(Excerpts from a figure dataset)
-------

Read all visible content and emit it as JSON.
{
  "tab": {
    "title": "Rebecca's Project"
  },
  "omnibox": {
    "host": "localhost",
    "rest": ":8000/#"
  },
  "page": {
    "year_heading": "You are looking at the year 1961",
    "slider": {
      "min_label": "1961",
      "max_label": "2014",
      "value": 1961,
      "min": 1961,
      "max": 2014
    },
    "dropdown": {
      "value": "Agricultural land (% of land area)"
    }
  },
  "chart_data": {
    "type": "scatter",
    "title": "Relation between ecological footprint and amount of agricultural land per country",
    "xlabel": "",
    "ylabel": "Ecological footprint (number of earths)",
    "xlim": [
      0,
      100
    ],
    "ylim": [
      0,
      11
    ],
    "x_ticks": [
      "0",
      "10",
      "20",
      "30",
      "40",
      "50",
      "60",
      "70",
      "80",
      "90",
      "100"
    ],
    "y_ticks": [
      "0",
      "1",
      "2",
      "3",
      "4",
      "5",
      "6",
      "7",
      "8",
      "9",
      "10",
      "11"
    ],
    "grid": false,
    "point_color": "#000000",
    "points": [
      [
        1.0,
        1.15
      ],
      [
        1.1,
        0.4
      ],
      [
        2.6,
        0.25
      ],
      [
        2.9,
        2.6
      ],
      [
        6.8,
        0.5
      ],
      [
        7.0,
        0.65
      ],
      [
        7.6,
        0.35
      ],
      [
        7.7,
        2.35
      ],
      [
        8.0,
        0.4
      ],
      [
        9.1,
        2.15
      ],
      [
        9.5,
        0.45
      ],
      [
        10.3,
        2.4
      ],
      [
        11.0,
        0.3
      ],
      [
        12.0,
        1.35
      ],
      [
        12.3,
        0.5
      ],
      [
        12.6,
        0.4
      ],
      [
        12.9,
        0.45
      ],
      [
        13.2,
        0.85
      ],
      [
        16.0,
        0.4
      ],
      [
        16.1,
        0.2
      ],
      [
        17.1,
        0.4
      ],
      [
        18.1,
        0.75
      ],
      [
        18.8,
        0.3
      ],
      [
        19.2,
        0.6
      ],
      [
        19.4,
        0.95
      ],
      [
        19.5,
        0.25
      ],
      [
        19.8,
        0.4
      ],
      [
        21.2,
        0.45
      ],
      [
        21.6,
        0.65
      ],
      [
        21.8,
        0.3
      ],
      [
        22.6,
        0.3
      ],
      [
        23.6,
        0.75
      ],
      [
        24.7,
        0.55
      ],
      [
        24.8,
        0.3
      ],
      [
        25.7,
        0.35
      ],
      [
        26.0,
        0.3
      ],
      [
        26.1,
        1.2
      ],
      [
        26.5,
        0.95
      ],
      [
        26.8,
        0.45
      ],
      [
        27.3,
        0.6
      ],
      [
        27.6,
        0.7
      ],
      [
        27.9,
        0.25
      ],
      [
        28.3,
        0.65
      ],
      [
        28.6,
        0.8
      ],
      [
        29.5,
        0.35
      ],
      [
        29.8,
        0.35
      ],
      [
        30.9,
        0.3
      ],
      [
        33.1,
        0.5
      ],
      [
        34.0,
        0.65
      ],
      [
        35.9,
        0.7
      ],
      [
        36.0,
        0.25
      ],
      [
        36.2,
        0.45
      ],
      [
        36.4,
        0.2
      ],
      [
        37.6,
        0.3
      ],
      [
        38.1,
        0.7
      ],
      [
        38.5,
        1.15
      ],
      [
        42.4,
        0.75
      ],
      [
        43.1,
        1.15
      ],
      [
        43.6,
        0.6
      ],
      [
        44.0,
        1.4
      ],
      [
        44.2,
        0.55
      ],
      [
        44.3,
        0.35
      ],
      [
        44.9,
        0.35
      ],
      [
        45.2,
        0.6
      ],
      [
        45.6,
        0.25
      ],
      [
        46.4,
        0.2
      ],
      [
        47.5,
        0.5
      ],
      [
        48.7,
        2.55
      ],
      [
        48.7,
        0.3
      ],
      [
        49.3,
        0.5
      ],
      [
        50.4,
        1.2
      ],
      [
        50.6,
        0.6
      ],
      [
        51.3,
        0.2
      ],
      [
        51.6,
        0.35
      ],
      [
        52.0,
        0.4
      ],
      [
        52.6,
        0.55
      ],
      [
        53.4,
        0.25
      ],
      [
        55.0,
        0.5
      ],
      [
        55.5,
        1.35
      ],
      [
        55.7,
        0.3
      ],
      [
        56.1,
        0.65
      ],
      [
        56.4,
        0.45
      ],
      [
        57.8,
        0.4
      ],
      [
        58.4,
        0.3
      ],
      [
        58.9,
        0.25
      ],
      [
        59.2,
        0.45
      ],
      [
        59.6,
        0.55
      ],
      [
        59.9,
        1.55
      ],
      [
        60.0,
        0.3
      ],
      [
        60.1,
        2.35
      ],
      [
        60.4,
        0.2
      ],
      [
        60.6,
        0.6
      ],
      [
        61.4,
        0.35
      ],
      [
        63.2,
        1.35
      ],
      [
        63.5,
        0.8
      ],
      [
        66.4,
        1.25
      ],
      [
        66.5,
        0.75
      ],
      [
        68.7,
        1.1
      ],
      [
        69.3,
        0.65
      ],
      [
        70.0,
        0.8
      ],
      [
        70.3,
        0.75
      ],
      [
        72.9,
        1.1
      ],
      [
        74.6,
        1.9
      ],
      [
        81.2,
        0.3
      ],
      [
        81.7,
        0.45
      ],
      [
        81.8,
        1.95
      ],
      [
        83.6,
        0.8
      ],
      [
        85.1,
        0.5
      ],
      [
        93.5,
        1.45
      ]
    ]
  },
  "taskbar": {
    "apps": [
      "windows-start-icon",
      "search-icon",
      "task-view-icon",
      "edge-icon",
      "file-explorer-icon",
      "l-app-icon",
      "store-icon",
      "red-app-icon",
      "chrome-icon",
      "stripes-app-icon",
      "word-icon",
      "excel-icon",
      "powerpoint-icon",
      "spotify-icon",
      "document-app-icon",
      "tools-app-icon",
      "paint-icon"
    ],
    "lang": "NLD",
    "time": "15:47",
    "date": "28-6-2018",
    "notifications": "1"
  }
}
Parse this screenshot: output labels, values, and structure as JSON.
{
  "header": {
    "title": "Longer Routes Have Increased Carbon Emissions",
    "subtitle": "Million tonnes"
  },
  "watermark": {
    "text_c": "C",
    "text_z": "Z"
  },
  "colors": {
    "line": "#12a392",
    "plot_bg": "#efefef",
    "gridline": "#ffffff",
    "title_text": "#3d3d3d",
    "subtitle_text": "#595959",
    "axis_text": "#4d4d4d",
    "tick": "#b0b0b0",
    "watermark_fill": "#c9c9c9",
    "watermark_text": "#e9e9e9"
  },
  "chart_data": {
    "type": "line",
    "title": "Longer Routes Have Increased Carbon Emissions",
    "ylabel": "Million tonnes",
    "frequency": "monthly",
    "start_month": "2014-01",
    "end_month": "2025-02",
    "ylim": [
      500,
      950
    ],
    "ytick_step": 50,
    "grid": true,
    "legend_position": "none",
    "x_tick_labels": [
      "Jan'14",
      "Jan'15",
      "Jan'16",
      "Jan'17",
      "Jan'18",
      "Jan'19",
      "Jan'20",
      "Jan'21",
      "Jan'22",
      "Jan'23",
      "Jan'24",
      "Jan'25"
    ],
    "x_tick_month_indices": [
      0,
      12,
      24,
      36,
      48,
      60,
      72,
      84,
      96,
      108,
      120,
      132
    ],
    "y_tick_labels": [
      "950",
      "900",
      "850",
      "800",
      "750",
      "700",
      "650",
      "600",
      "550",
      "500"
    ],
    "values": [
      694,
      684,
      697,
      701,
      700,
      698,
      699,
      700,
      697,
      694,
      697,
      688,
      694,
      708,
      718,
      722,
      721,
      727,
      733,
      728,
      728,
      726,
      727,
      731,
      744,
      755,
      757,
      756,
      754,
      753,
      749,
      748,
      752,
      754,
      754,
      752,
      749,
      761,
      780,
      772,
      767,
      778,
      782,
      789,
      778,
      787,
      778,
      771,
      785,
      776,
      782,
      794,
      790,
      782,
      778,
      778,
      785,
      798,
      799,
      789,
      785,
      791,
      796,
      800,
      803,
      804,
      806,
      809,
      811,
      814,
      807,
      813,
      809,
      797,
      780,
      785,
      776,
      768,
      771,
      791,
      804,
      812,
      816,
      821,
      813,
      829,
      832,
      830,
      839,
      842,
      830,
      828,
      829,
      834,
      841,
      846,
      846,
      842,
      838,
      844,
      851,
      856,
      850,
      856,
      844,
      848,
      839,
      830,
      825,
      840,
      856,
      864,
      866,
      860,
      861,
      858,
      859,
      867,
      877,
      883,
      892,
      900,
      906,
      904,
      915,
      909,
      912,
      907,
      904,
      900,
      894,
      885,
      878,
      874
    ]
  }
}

-------

Written task - Pick out each line above that includes "JSON" and show it.

Exercise answer -
Read all visible content and emit it as JSON.
Parse this screenshot: output labels, values, and structure as JSON.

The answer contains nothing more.